§ **Excerpts from a layout annotation set**:
*-*-*

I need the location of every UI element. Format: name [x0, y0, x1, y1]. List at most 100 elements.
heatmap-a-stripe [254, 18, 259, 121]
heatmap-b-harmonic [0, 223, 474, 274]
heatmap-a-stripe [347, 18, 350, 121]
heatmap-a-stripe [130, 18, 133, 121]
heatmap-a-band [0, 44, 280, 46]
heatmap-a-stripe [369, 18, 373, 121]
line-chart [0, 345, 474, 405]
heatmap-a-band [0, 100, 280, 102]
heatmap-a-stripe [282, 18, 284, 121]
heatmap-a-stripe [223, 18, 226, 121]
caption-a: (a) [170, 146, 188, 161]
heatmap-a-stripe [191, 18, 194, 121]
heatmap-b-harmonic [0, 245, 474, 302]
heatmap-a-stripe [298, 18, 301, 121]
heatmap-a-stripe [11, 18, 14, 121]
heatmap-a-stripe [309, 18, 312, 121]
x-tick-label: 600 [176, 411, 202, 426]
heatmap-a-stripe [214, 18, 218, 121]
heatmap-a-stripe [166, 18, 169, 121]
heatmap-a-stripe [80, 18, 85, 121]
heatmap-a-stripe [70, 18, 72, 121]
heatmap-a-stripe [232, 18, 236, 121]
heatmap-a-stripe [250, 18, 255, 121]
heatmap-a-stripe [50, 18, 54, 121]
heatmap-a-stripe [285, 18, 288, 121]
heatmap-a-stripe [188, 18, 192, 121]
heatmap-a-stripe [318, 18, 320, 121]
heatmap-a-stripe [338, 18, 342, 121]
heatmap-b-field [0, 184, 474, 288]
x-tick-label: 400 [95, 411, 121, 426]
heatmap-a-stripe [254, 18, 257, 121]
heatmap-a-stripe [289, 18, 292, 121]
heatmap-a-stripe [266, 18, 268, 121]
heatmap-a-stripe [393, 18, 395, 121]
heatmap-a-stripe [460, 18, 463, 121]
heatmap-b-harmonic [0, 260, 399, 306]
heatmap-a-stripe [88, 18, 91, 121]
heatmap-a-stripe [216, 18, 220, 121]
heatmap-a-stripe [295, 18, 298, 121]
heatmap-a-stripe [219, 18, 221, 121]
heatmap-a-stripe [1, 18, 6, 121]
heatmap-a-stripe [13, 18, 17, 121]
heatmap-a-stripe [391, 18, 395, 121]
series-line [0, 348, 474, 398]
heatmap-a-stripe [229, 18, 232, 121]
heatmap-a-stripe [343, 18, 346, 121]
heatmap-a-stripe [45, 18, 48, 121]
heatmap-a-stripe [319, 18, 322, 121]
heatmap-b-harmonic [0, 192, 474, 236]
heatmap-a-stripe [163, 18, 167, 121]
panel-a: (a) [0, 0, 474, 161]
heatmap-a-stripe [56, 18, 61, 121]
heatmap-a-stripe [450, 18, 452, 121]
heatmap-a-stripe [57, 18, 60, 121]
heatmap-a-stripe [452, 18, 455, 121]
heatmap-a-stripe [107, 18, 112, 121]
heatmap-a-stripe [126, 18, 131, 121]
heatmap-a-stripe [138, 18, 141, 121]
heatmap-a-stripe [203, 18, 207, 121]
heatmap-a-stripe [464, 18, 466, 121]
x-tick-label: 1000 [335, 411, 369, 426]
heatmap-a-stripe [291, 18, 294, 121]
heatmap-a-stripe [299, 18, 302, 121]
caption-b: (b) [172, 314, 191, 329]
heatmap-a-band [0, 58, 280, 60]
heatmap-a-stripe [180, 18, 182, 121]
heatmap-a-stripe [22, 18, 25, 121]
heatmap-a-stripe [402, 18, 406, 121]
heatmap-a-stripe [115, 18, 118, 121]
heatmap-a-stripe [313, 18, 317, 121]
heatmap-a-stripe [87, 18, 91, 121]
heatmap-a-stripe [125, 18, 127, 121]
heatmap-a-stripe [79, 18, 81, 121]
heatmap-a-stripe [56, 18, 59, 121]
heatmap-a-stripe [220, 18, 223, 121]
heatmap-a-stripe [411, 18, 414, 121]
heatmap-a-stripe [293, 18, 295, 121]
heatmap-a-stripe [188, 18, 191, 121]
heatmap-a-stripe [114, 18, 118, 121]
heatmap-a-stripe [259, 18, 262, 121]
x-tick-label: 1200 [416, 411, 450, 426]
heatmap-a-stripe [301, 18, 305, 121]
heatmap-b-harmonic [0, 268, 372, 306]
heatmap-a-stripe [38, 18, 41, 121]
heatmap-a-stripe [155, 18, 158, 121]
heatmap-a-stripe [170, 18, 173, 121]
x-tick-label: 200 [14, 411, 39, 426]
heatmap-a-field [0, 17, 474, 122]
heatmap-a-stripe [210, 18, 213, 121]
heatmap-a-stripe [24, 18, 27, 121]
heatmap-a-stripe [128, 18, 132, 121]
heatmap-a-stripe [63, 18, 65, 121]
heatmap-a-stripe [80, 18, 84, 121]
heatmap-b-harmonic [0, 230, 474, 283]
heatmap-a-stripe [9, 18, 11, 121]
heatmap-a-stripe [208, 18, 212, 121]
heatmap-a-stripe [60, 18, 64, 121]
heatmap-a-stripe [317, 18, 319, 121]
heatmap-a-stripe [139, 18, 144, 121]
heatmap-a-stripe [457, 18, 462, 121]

*-*-*

§ **Written exercise**: Print the listing above from its first line through the line containing "line-chart [0, 345, 474, 405]", including both of those lines.

§ **Solution to this task**:
I need the location of every UI element. Format: name [x0, y0, x1, y1]. List at most 100 elements.
heatmap-a-stripe [254, 18, 259, 121]
heatmap-b-harmonic [0, 223, 474, 274]
heatmap-a-stripe [347, 18, 350, 121]
heatmap-a-stripe [130, 18, 133, 121]
heatmap-a-band [0, 44, 280, 46]
heatmap-a-stripe [369, 18, 373, 121]
line-chart [0, 345, 474, 405]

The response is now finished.